WHAT IS ASKED:
1: List every proper place name that appears in the Isle of Skye hike account.
2: Carry on the Isle of Skye hike account from its final line, in the same style.

PROVIDED TEXT:

----------------

I spent most of May 2015 in Scotland with my wife, Rochelle. We spent several weeks on the Isle of Skye in small cottages, going out for hikes when the weather permitted (and hunkering down during the blustery gray days).

The most memorable hike of all was a long trek through two ruined villages, Boreraig and Suisnish. I brought my camera; here's what I saw.

The hike starts at Cill Chriosd, a ruined church closed in 1840. It is overrun with sheep.

It's also surrounded by a graveyard.

Inside the church, vines have taken over and the roof is long gone. (Note the lumps on the ground—sheep poop.)

Plants are taking over everywhere.

A plastic-coated booklet tucked between some rocks.

View from inside the church.

Sheep in the graveyard.

A particularly regal sheep.

A grove of trees still stands by this monument.

There are several plaques like this. The cemetery is populated with war dead.

Leaving the church, we faced a mountain range. It would be a long day.

Although most of the land is covered in scrub, a few trees thrive. This one is surrounded by some ruins.

One of the many, many waterfalls along the way.

On the way to Boreraig is an abandoned quarry. This is part of it. Keep an eye out for these rocks later.

The remains of a winding wheel; it pulled trains up the steep incline we had just ascended, in order to fill them with quarried stone.

More piles of stone.

----------------

MATERIAL SUPPLIED:

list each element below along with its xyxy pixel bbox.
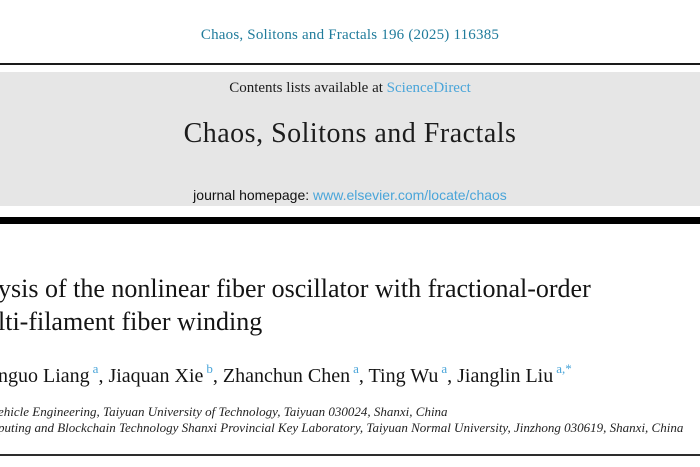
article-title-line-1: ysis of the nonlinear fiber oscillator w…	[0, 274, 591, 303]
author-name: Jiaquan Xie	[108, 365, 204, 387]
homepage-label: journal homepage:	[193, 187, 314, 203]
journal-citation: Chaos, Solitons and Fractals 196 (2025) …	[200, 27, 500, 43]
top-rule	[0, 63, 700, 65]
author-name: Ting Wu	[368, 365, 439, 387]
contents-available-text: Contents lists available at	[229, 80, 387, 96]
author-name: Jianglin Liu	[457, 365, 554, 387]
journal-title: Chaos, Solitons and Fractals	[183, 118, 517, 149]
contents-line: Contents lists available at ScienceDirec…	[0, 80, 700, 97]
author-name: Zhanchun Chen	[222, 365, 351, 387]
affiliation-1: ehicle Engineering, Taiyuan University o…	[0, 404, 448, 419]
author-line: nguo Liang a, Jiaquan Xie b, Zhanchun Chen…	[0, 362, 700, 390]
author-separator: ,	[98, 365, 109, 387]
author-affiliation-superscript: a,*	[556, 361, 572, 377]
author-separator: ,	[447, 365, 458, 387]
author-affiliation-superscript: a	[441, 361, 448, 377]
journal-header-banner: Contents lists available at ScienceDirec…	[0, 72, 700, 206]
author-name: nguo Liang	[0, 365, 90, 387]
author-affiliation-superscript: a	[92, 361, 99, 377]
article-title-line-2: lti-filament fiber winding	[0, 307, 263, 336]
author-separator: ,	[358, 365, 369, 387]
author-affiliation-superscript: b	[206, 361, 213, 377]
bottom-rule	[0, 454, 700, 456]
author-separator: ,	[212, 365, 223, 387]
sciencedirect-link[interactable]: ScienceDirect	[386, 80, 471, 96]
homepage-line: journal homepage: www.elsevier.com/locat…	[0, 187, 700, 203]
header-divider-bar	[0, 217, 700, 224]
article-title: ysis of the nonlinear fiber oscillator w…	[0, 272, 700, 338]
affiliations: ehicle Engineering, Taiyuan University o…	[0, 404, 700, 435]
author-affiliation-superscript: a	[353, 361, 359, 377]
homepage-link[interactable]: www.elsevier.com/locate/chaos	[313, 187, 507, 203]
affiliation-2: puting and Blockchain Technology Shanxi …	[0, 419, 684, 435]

----------------

RESPONSES TO THE TASKS:
1: Scotland, Isle of Skye, Boreraig, Suisnish, Cill Chriosd

2:
From a small hill, I saw this ruined house in the distance. This was taken using a very big zoom lens.

We called these "Star Trek rocks." They look like polystyrene rocks you'd see on an alien planet. I checked; they're real.

The hike often went uphill; this was the first time we saw water in the distance. (Boreraig was a coastal village.)

Approaching Boreraig, there are some ruined stone houses (lower right) barely visible. This is Loch Eishort.

The first one we encountered, up close. Many of the houses were missing walls, all had long ago lost their roofs. The village was forcibly cleared in 1853 by Lord Macdonald, who preferred to use the land for sheep. He burned the houses.

Inside a house, storage cubby holes are still intact. Plants are taking over. In the background, another hut.

In this structure, the wall facing the water is almost completely gone. This was one of the bigger huts; many of them were 60 square feet at most.

Another ruined hut.

Someone has propped up a stone over the former doorway. Virtually all the doorways are intact as openings, but missing their top stones.

This is the view residents of Boreraig had.

More ruined buildings.

A sheep shown for scale. The walls are very low; standing inside a house, I was head and shoulders above the walls. Presumably the roof would have made these considerably taller and more livable.

I noticed that there isn't any mortar in these rock walls. They're just carefully laid.

Detail of a rock wall.

Rochelle stands inside one of the largest structures.

Perhaps this tree grew because of the windbreak of the walls? (Note the distinct lack of trees in the background.)

Heading away from Boreraig, we approached the coast. Throughout the hike we had to ford small streams; this one had a beautiful stone crossing. The best we got on the rest was a half-broken piece of wood, or a few strategically placed stones (that were often an inch underwater). Boots were very necessary.

We started walking up the coast. We'd have to go halfway up and around this mountain.

There were a few more ruined buildings down by the water. This one still had a window intact.

Looking in another window, we see some trash. Plastic washes up on the beach. Somebody decided to put this bucket inside a house.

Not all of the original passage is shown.